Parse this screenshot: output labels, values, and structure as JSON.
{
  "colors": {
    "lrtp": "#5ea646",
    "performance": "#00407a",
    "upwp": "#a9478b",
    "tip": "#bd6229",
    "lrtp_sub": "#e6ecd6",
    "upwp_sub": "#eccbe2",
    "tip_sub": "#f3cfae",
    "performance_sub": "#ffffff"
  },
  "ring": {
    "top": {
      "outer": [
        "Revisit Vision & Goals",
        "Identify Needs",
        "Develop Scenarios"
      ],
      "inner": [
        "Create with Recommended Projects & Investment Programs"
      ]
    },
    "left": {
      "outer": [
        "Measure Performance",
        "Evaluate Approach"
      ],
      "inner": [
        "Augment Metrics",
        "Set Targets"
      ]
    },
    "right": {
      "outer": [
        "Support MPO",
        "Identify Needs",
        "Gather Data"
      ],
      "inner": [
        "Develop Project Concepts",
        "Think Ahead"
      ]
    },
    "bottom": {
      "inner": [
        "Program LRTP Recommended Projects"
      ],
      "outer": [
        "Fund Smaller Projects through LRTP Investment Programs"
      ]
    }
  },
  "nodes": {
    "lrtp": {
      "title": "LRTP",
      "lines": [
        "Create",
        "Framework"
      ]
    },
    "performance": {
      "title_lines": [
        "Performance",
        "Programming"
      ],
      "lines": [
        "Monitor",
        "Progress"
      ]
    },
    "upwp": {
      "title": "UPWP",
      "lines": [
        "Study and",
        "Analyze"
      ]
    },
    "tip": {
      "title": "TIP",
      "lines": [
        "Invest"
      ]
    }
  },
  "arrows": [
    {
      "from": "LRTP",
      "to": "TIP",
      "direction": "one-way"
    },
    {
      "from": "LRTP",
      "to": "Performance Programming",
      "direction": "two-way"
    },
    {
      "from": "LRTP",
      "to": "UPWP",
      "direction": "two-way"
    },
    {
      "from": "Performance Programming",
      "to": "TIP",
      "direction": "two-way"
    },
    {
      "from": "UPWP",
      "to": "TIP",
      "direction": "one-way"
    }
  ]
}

--

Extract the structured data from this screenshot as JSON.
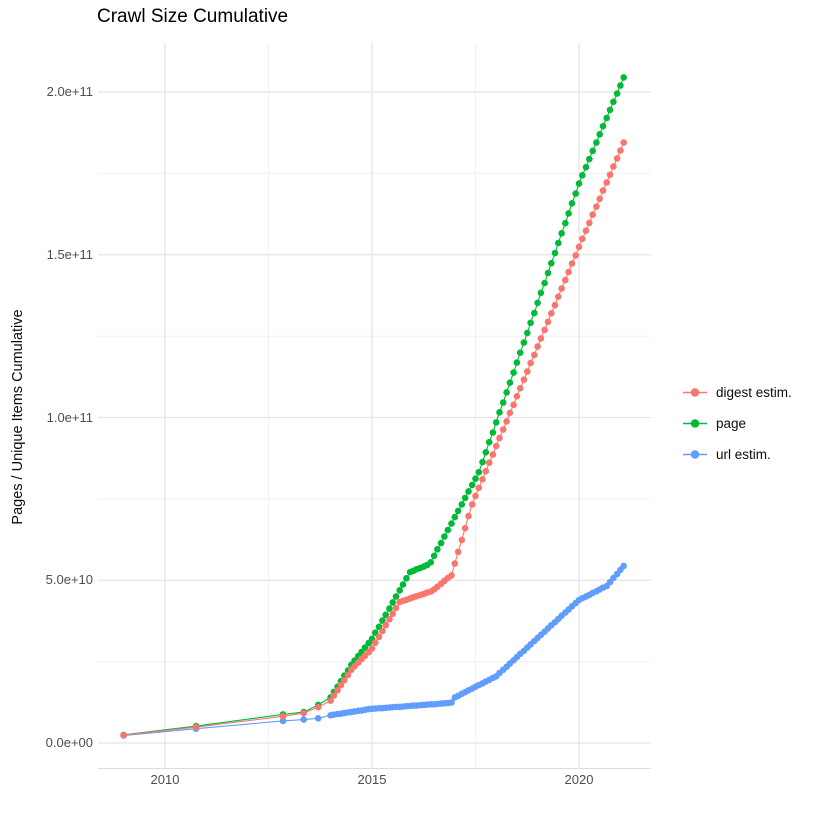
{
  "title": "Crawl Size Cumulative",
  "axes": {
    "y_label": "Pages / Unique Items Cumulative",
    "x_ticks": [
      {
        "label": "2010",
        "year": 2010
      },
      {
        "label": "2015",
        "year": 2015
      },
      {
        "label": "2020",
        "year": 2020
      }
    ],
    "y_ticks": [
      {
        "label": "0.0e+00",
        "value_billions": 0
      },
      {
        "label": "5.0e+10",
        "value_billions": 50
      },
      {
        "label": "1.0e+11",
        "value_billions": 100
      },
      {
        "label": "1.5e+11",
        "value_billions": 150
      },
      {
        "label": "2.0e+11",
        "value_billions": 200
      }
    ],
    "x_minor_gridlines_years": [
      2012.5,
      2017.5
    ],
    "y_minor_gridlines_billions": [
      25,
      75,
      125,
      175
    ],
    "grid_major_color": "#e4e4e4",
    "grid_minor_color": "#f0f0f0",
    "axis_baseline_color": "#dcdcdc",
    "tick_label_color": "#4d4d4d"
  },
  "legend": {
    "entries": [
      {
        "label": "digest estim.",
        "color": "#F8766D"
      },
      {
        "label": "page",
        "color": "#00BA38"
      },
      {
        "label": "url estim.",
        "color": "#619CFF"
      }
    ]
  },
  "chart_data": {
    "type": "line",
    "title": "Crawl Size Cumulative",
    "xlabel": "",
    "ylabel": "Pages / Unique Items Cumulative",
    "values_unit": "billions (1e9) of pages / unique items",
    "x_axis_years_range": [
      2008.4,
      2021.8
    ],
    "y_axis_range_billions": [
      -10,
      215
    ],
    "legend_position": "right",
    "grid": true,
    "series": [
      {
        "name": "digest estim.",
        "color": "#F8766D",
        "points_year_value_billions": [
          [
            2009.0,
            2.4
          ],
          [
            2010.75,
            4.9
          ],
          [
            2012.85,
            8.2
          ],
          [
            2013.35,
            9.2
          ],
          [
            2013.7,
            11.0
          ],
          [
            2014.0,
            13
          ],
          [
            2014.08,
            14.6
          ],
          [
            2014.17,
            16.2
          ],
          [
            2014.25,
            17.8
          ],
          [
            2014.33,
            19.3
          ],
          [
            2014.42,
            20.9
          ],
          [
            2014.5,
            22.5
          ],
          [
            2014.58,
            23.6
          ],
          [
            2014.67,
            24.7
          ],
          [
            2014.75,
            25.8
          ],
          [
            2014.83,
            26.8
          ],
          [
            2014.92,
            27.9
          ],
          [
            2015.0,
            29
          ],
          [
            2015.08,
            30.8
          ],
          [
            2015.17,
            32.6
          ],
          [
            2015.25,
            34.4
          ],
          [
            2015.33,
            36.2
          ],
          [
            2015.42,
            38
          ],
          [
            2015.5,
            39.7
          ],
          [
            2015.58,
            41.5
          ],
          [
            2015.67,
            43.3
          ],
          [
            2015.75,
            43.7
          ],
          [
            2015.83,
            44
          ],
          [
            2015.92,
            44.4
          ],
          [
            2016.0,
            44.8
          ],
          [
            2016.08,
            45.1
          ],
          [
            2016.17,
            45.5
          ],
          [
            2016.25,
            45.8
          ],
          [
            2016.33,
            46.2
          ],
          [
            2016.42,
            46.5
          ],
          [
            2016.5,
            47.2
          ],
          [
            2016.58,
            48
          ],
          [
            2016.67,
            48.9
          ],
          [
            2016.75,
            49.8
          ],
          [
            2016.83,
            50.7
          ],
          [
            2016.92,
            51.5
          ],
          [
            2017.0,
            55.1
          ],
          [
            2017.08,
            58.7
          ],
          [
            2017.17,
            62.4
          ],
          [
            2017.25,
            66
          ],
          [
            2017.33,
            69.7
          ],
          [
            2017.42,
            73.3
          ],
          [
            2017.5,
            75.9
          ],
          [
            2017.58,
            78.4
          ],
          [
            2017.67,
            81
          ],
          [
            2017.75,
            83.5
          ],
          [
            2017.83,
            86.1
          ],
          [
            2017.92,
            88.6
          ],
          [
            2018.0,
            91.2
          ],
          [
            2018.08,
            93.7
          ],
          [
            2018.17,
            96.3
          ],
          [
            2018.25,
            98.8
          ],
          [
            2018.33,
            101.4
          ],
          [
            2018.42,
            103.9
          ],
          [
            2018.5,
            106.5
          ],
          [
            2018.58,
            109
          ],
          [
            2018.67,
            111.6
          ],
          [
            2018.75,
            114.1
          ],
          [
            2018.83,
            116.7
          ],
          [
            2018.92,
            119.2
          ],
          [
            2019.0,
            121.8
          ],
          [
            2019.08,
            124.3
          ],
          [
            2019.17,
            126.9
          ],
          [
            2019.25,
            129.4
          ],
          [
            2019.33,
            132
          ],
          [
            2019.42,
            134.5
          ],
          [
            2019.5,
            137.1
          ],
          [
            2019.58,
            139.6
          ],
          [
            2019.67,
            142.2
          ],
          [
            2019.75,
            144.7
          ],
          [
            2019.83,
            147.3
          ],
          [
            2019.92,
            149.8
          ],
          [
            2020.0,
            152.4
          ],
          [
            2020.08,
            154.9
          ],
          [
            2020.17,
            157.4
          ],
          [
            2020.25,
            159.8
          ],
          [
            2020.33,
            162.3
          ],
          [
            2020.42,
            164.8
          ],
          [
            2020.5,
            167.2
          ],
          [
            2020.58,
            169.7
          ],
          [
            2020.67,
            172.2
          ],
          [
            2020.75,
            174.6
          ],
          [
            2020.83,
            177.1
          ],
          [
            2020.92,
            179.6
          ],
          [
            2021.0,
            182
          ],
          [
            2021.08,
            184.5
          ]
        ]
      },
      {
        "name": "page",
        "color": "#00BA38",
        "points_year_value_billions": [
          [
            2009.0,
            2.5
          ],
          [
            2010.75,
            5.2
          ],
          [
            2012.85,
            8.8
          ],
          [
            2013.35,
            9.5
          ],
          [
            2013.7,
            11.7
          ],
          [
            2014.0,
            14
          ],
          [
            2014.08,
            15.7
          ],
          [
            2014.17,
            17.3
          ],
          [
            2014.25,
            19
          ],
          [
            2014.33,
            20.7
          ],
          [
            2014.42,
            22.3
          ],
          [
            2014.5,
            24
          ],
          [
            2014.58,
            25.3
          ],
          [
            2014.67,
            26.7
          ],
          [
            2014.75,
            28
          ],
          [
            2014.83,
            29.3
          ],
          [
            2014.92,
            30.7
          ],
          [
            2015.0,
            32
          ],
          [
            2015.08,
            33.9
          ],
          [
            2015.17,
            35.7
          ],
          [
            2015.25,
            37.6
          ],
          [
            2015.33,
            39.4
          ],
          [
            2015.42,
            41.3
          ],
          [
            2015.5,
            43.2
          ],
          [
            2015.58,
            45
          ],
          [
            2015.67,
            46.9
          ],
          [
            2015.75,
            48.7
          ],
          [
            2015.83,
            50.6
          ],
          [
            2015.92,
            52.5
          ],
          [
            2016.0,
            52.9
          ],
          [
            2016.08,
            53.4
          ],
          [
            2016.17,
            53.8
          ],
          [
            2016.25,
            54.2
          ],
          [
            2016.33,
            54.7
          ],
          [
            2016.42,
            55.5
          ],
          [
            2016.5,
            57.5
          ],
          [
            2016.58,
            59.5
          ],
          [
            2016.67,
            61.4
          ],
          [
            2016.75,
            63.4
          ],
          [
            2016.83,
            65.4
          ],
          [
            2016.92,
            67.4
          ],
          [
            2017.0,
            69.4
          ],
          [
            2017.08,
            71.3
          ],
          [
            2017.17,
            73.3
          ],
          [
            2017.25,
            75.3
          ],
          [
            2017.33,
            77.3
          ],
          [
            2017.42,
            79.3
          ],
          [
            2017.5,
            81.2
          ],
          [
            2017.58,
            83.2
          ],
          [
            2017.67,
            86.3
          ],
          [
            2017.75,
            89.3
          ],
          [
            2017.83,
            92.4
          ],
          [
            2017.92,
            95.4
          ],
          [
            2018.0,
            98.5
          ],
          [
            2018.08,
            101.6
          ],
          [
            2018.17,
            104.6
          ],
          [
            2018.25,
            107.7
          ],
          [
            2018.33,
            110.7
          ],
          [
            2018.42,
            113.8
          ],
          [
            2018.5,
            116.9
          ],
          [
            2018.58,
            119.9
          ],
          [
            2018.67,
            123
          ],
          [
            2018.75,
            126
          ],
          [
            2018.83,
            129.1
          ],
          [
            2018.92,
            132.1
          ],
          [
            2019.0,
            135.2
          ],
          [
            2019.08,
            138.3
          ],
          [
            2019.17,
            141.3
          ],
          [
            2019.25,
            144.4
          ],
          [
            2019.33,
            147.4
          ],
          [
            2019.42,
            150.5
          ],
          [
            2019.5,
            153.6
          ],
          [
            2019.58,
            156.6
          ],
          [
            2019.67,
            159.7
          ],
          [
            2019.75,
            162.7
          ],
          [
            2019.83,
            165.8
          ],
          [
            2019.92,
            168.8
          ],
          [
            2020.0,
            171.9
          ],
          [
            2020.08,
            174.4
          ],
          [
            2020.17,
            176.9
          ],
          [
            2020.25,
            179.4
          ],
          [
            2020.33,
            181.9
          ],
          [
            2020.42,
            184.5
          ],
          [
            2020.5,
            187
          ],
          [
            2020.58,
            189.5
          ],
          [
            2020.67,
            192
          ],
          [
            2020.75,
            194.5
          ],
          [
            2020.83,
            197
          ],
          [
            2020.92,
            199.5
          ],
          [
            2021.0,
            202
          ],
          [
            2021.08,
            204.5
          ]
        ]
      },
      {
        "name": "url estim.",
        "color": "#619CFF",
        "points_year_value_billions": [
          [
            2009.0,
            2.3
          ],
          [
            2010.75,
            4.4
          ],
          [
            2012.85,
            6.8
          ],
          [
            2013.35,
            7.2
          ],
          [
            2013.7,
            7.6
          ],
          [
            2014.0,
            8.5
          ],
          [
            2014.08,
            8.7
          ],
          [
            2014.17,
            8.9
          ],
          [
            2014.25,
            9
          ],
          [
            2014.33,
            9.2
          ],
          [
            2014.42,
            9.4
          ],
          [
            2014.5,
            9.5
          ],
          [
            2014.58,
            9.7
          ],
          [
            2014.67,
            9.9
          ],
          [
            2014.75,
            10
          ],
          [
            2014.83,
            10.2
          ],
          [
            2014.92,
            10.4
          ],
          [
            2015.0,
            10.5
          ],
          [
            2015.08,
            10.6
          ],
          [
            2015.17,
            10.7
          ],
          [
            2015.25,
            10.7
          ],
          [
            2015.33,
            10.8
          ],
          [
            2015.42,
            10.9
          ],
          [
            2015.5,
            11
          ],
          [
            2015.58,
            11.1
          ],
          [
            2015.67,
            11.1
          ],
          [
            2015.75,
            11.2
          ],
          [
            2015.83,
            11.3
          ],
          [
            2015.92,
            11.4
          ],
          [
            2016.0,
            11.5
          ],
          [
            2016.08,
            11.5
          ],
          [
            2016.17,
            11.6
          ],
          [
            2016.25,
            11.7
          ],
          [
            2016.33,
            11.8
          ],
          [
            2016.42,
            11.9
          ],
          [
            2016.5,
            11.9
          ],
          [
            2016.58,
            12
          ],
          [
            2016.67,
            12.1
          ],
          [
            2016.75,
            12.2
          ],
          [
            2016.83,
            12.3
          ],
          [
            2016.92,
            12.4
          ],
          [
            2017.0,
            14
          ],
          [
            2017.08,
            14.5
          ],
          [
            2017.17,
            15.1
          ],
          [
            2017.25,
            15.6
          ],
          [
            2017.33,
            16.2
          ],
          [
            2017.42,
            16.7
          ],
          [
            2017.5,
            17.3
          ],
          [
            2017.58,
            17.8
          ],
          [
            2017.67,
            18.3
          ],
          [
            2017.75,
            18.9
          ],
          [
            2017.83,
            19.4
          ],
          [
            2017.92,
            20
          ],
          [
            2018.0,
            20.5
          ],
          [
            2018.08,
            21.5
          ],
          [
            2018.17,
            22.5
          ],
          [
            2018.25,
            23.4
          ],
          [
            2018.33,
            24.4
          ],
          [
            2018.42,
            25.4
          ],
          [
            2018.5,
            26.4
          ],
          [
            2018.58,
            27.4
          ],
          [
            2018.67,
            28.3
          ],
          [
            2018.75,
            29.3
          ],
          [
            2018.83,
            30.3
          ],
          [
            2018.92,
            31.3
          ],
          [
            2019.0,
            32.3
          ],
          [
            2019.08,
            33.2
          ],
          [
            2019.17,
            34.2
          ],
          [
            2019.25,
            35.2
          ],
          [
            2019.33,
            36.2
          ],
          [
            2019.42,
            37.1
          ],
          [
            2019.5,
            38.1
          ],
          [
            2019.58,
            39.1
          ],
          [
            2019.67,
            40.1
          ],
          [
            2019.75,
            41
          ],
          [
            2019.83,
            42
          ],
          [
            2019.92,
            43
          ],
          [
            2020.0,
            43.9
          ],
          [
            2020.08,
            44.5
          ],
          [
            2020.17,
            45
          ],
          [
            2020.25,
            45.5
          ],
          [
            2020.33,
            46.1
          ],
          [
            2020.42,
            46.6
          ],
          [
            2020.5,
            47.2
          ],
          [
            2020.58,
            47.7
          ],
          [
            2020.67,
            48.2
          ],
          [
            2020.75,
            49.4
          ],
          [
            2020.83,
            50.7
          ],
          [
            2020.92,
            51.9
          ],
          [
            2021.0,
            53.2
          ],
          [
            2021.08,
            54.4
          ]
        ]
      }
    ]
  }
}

**WHAT THE TASK REQUIRES**. Report how many lines in the entries hold the string "Programs". Nothing but the number is wanted.

**SOLUTION FOR THIS PROBLEM**. 2